**Written problem:** Take each line that has the word "estão" and return it.

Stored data
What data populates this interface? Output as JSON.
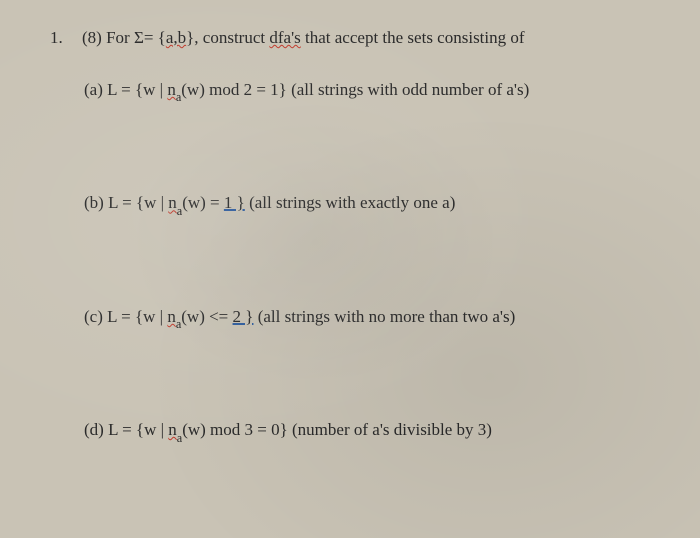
{
  "question": {
    "number": "1.",
    "points": "(8)",
    "prefix": "For Σ= {",
    "sigma_set": "a,b",
    "mid": "}, construct ",
    "dfas": "dfa's",
    "suffix": " that accept the sets consisting of"
  },
  "parts": {
    "a": {
      "label": "(a) L = {w | ",
      "na": "n",
      "na_sub": "a",
      "mid": "(w) mod 2 = 1} (all strings with odd number of a's)"
    },
    "b": {
      "label": "(b) L = {w | ",
      "na": "n",
      "na_sub": "a",
      "mid": "(w) = ",
      "val": "1 }",
      "suffix": "  (all strings with exactly one a)"
    },
    "c": {
      "label": "(c) L = {w | ",
      "na": "n",
      "na_sub": "a",
      "mid": "(w) <= ",
      "val": "2 }",
      "suffix": "  (all strings with no more than two a's)"
    },
    "d": {
      "label": "(d) L = {w | ",
      "na": "n",
      "na_sub": "a",
      "mid": "(w) mod 3 = 0} (number of a's divisible by 3)"
    }
  }
}
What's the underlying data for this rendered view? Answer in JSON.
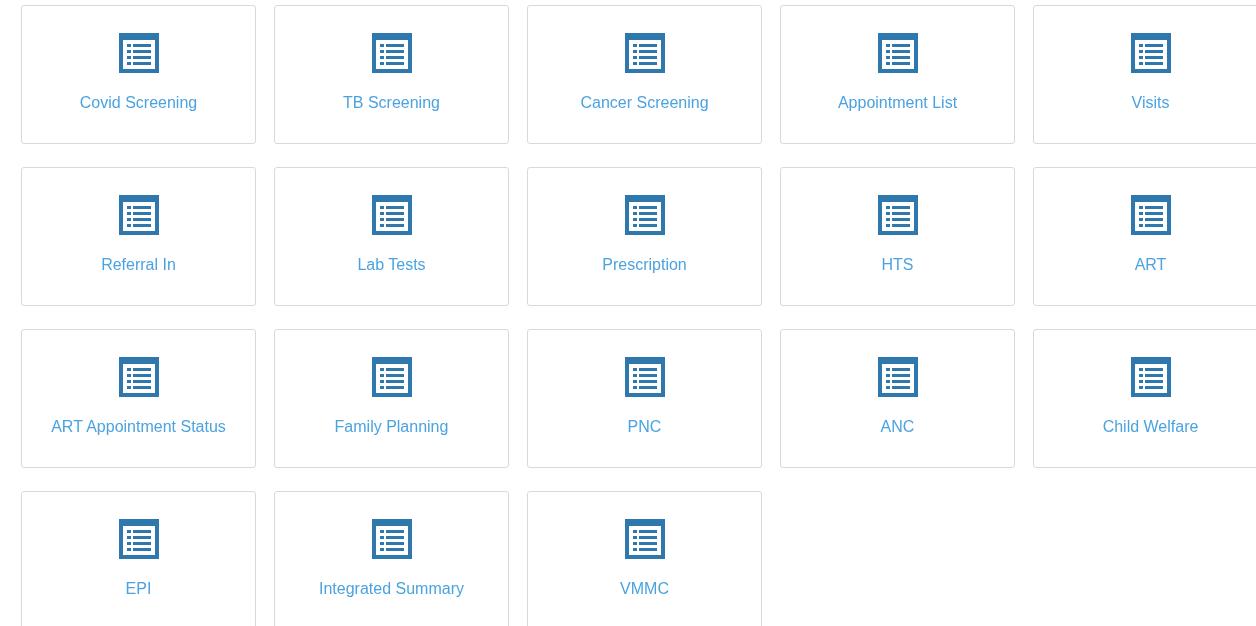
{
  "tiles": [
    {
      "label": "Covid Screening"
    },
    {
      "label": "TB Screening"
    },
    {
      "label": "Cancer Screening"
    },
    {
      "label": "Appointment List"
    },
    {
      "label": "Visits"
    },
    {
      "label": "Referral In"
    },
    {
      "label": "Lab Tests"
    },
    {
      "label": "Prescription"
    },
    {
      "label": "HTS"
    },
    {
      "label": "ART"
    },
    {
      "label": "ART Appointment Status"
    },
    {
      "label": "Family Planning"
    },
    {
      "label": "PNC"
    },
    {
      "label": "ANC"
    },
    {
      "label": "Child Welfare"
    },
    {
      "label": "EPI"
    },
    {
      "label": "Integrated Summary"
    },
    {
      "label": "VMMC"
    }
  ]
}
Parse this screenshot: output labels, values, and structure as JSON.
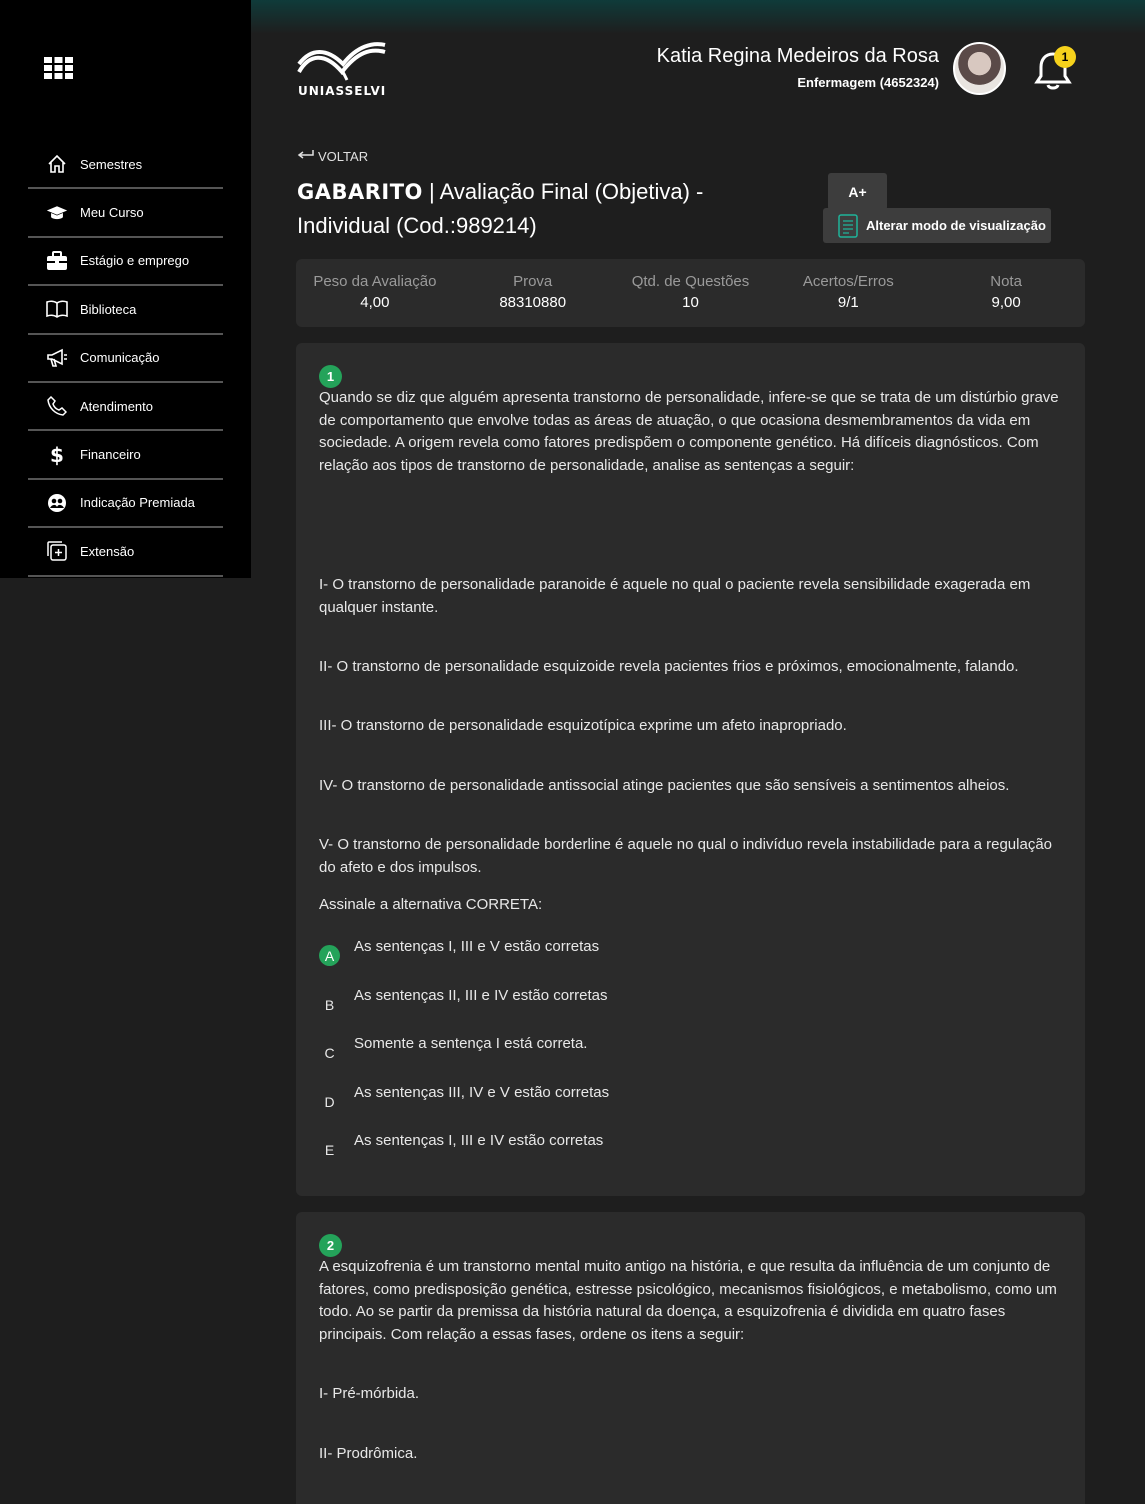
{
  "sidebar": {
    "items": [
      {
        "label": "Semestres",
        "icon": "home-icon"
      },
      {
        "label": "Meu Curso",
        "icon": "graduation-cap-icon"
      },
      {
        "label": "Estágio e emprego",
        "icon": "briefcase-icon"
      },
      {
        "label": "Biblioteca",
        "icon": "book-icon"
      },
      {
        "label": "Comunicação",
        "icon": "megaphone-icon"
      },
      {
        "label": "Atendimento",
        "icon": "phone-icon"
      },
      {
        "label": "Financeiro",
        "icon": "dollar-icon"
      },
      {
        "label": "Indicação Premiada",
        "icon": "people-icon"
      },
      {
        "label": "Extensão",
        "icon": "extension-icon"
      }
    ]
  },
  "header": {
    "logo_text": "UNIASSELVI",
    "user_name": "Katia Regina Medeiros da Rosa",
    "user_course": "Enfermagem (4652324)",
    "notification_count": "1"
  },
  "page": {
    "back_label": "VOLTAR",
    "title_bold": "GABARITO",
    "title_rest": "| Avaliação Final (Objetiva) - Individual (Cod.:989214)",
    "font_button": "A+",
    "view_button": "Alterar modo de visualização"
  },
  "summary": [
    {
      "label": "Peso da Avaliação",
      "value": "4,00"
    },
    {
      "label": "Prova",
      "value": "88310880"
    },
    {
      "label": "Qtd. de Questões",
      "value": "10"
    },
    {
      "label": "Acertos/Erros",
      "value": "9/1"
    },
    {
      "label": "Nota",
      "value": "9,00"
    }
  ],
  "questions": [
    {
      "number": "1",
      "text": "Quando se diz que alguém apresenta transtorno de personalidade, infere-se que se trata de um distúrbio grave de comportamento que envolve todas as áreas de atuação, o que ocasiona desmembramentos da vida em sociedade. A origem revela como fatores predispõem o componente genético. Há difíceis diagnósticos. Com relação aos tipos de transtorno de personalidade, analise as sentenças a seguir:",
      "sentences": [
        "I- O transtorno de personalidade paranoide é aquele no qual o paciente revela sensibilidade exagerada em qualquer instante.",
        "II- O transtorno de personalidade esquizoide revela pacientes frios e próximos, emocionalmente, falando.",
        "III- O transtorno de personalidade esquizotípica exprime um afeto inapropriado.",
        "IV- O transtorno de personalidade antissocial atinge pacientes que são sensíveis a sentimentos alheios.",
        "V- O transtorno de personalidade borderline é aquele no qual o indivíduo revela instabilidade para a regulação do afeto e dos impulsos."
      ],
      "prompt": "Assinale a alternativa CORRETA:",
      "options": [
        {
          "letter": "A",
          "text": "As sentenças I, III e V estão corretas",
          "correct": true
        },
        {
          "letter": "B",
          "text": "As sentenças II, III e IV estão corretas",
          "correct": false
        },
        {
          "letter": "C",
          "text": "Somente a sentença I está correta.",
          "correct": false
        },
        {
          "letter": "D",
          "text": "As sentenças III, IV e V estão corretas",
          "correct": false
        },
        {
          "letter": "E",
          "text": "As sentenças I, III e IV estão corretas",
          "correct": false
        }
      ]
    },
    {
      "number": "2",
      "text": "A esquizofrenia é um transtorno mental muito antigo na história, e que resulta da influência de um conjunto de fatores, como predisposição genética, estresse psicológico, mecanismos fisiológicos, e metabolismo, como um todo. Ao se partir da premissa da história natural da doença, a esquizofrenia é dividida em quatro fases principais. Com relação a essas fases, ordene os itens a seguir:",
      "sentences": [
        "I- Pré-mórbida.",
        "II- Prodrômica."
      ]
    }
  ],
  "colors": {
    "accent_green": "#24a35a",
    "badge_yellow": "#f6d21c",
    "card_bg": "#2b2b2b",
    "page_bg": "#1e1e1e",
    "sidebar_bg": "#000000"
  }
}
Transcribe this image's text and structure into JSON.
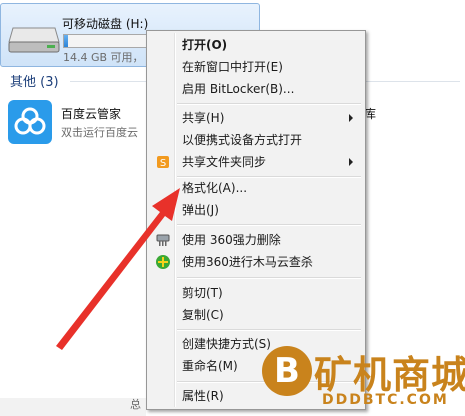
{
  "drive": {
    "name": "可移动磁盘 (H:)",
    "free_text": "14.4 GB 可用，",
    "fill_fraction": 0.02,
    "icon": "removable-drive-icon"
  },
  "group": {
    "title": "其他 (3)"
  },
  "app": {
    "name": "百度云管家",
    "desc": "双击运行百度云",
    "icon": "baidu-cloud-icon"
  },
  "right_peek": "库",
  "bottom_peek": "总",
  "menu": {
    "items": [
      {
        "label": "打开(O)",
        "bold": true
      },
      {
        "label": "在新窗口中打开(E)"
      },
      {
        "label": "启用 BitLocker(B)..."
      },
      {
        "label": "共享(H)",
        "submenu": true
      },
      {
        "label": "以便携式设备方式打开"
      },
      {
        "label": "共享文件夹同步",
        "submenu": true,
        "icon": "sync-folder-icon"
      },
      {
        "label": "格式化(A)..."
      },
      {
        "label": "弹出(J)"
      },
      {
        "label": "使用 360强力删除",
        "icon": "shredder-icon"
      },
      {
        "label": "使用360进行木马云查杀",
        "icon": "360-security-icon"
      },
      {
        "label": "剪切(T)"
      },
      {
        "label": "复制(C)"
      },
      {
        "label": "创建快捷方式(S)"
      },
      {
        "label": "重命名(M)"
      },
      {
        "label": "属性(R)"
      }
    ]
  },
  "watermark": {
    "coin": "B",
    "title": "矿机商城",
    "sub": "DDDBTC.COM"
  },
  "colors": {
    "arrow": "#e8312a",
    "menu_bg": "#f2f2f2",
    "accent": "#2c84d8",
    "watermark": "#c9831c"
  }
}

**Answer to this exercise:**
          "text": "As sentenças I, III e V estão corretas",
          "text": "As sentenças II, III e IV estão corretas",
          "text": "As sentenças III, IV e V estão corretas",
          "text": "As sentenças I, III e IV estão corretas",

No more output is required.